Nenne alle Vorwürfe, die laut dem Interview über Armut und Schule weiter unten den Armen gemacht werden.

-- AUSGEWÄHLTER TEXT --
——————

Wenn aus Freude am Lernen erst Lernverweigerung und dann eine psychische Störung wird
Interview mit der Politologin und Sozialpädagogin Magda von Garrel

Kongress der Neuen Gesellschaft für Psychologie (NGfP) vom 9. bis 12. März 2017 in Berlin: "Gesellschaftliche Spaltungen - Erfahrung von Ungleichheit und Ungerechtigkeit"


Sie sind Referentin beim Kongress der Neuen Gesellschaft für Psychologie, der in diesem Jahr unter der Überschrift "Gesellschaftliche Spaltungen" steht. Worin besteht für Sie als Sonderpädagogin der Bezug zu diesem Thema?

Schule findet nicht in einem isolierten Raum statt. Sie spiegelt, was um sie herum in der Gesellschaft geschieht. Und dazu gehört, dass Armut in vielen öffentlichen Verlautbarungen verharmlost oder mit individuellen Schuldzuweisungen verknüpft wird. Ich erinnere an einen Satz von Hans Werner-Sinn, emeritierter Präsident am ifo Institut und Professor an der Ludwig-Maximilians-Universität München: "Das deutsche Armutsproblem ist nicht entstanden, weil der Staat zu knauserig war, sondern weil er im Gegenteil zu viel Geld fürs Nichtstun ausgegeben hat." Den Armen wird damit Faulheit, Disziplinlosigkeit und Unzuverlässigkeit vorgeworfen. Davon ist die Schule aber nicht nur beeinflusst, sondern sie trägt auch selbst zur Vertiefung der gesellschaftlichen Spaltung bei.

Die von interessierter Seite gestreuten Vorurteile wirken sich in vielfacher Weise nachteilig für die Armen aus, an erster Stelle durch Empathie-Verlust. In der Schule herrscht eine mangelnde Sensibilität für arme Lebenslagen. Lehrer und Mitschüler verstehen oft nicht, was es bedeutet, am sozialen und kulturellen Leben nicht teilhaben zu können. Sie können nicht nachvollziehen, dass die Betroffenen unglücklich sind und sich zurückzuziehen.

Sie haben Armut als Kind selbst erlebt, haben später studiert, sind erfolgreiche Buchautorin - sind Sie die ganz große Ausnahme?

——————

Einträge des Datensatzes:

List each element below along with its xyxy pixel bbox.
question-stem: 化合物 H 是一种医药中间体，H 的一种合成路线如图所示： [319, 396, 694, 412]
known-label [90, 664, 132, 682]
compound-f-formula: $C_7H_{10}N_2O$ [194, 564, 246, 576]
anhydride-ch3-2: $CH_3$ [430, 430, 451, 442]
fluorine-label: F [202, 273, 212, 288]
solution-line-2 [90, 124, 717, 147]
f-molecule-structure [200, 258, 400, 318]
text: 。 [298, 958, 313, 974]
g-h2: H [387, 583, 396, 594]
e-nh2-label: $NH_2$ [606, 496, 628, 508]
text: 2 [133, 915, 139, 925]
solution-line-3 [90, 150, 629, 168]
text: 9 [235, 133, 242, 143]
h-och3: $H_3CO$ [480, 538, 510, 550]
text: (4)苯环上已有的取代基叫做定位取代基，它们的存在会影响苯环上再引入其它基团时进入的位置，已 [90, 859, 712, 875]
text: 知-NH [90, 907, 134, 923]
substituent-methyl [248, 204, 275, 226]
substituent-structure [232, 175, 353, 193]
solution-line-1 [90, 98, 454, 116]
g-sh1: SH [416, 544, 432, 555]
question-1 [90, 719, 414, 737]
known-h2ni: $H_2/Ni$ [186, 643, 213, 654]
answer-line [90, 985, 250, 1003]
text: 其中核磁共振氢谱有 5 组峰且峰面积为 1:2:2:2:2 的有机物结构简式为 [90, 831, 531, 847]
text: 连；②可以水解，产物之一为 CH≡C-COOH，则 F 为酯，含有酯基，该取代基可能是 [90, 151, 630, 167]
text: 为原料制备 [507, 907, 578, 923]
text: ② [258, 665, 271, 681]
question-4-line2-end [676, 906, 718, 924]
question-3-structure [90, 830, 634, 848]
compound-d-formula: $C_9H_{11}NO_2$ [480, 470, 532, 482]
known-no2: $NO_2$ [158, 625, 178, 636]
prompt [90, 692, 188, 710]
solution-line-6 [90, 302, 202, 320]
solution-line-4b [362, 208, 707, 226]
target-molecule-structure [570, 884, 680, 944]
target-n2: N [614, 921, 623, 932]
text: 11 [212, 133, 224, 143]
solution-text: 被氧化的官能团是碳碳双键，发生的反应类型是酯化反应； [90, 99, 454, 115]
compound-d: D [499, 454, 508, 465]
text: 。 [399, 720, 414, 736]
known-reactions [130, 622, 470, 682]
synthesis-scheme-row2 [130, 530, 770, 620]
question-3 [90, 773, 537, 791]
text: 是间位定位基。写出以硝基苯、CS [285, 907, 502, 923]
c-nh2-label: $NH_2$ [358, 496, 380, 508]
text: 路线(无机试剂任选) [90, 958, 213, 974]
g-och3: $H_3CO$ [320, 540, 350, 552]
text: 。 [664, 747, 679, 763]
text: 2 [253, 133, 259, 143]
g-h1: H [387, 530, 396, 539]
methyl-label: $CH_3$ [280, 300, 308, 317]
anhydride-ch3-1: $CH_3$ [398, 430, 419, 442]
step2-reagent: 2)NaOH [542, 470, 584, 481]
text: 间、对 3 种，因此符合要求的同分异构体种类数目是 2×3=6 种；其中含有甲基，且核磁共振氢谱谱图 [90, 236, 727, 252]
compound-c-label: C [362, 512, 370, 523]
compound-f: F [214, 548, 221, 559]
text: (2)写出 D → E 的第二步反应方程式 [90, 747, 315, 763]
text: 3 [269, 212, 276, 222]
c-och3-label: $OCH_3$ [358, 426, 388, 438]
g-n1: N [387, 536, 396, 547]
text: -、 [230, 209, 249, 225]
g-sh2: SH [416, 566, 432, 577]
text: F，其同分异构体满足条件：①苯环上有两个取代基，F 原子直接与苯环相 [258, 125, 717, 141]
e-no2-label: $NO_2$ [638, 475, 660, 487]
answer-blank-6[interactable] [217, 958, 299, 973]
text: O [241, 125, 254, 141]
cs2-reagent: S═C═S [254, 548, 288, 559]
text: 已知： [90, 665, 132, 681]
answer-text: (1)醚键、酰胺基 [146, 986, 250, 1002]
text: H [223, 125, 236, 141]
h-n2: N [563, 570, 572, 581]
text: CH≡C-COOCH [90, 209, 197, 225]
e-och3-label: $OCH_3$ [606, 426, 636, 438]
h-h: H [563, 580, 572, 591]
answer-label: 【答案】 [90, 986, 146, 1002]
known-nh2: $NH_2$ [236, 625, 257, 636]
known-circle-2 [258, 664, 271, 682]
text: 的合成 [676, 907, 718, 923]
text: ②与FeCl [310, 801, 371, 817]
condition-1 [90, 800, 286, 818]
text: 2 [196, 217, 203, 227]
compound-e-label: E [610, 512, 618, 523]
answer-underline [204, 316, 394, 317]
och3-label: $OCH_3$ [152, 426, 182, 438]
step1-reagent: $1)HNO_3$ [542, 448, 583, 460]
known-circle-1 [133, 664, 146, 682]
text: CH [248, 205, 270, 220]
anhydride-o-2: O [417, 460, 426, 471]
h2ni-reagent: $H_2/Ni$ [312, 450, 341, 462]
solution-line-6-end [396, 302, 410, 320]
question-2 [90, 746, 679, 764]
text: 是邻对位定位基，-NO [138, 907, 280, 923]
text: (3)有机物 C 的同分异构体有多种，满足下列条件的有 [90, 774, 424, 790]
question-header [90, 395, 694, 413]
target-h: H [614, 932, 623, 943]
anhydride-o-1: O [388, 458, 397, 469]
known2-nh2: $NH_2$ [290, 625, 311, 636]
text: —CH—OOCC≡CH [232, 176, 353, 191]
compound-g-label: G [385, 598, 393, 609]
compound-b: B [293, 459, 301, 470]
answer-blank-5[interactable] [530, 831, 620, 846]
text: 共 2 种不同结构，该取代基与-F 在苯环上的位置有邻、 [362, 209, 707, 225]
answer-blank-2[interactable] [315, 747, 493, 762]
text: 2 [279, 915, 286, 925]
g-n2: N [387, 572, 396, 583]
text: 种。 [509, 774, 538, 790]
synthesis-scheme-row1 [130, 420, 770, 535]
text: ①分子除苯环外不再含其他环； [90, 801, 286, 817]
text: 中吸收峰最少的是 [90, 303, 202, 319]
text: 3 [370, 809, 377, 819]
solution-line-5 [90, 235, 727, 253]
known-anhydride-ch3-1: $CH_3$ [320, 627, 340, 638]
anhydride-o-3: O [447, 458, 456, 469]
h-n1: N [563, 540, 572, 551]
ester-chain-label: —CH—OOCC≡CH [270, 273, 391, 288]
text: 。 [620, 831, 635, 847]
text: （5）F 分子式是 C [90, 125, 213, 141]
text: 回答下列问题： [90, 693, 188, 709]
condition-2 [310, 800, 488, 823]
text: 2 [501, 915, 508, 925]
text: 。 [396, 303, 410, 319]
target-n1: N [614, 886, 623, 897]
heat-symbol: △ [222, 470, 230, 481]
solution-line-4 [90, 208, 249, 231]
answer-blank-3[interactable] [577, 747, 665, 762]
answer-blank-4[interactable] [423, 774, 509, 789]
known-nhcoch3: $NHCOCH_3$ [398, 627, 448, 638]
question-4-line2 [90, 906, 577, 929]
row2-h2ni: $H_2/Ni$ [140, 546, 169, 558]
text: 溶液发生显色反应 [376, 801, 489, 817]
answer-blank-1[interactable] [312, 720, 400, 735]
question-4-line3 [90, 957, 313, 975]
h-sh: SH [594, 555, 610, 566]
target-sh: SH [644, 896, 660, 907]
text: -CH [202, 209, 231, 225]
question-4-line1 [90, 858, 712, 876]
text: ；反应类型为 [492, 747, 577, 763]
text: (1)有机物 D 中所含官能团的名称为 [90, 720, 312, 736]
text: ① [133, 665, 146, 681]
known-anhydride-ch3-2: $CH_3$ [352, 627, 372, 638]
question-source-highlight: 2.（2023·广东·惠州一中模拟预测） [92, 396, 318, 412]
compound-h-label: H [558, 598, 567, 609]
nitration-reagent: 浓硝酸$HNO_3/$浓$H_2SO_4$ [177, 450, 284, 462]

——————

-- SCHRIFTLICHE ANTWORT --
Faulheit, Disziplinlosigkeit, Unzuverlässigkeit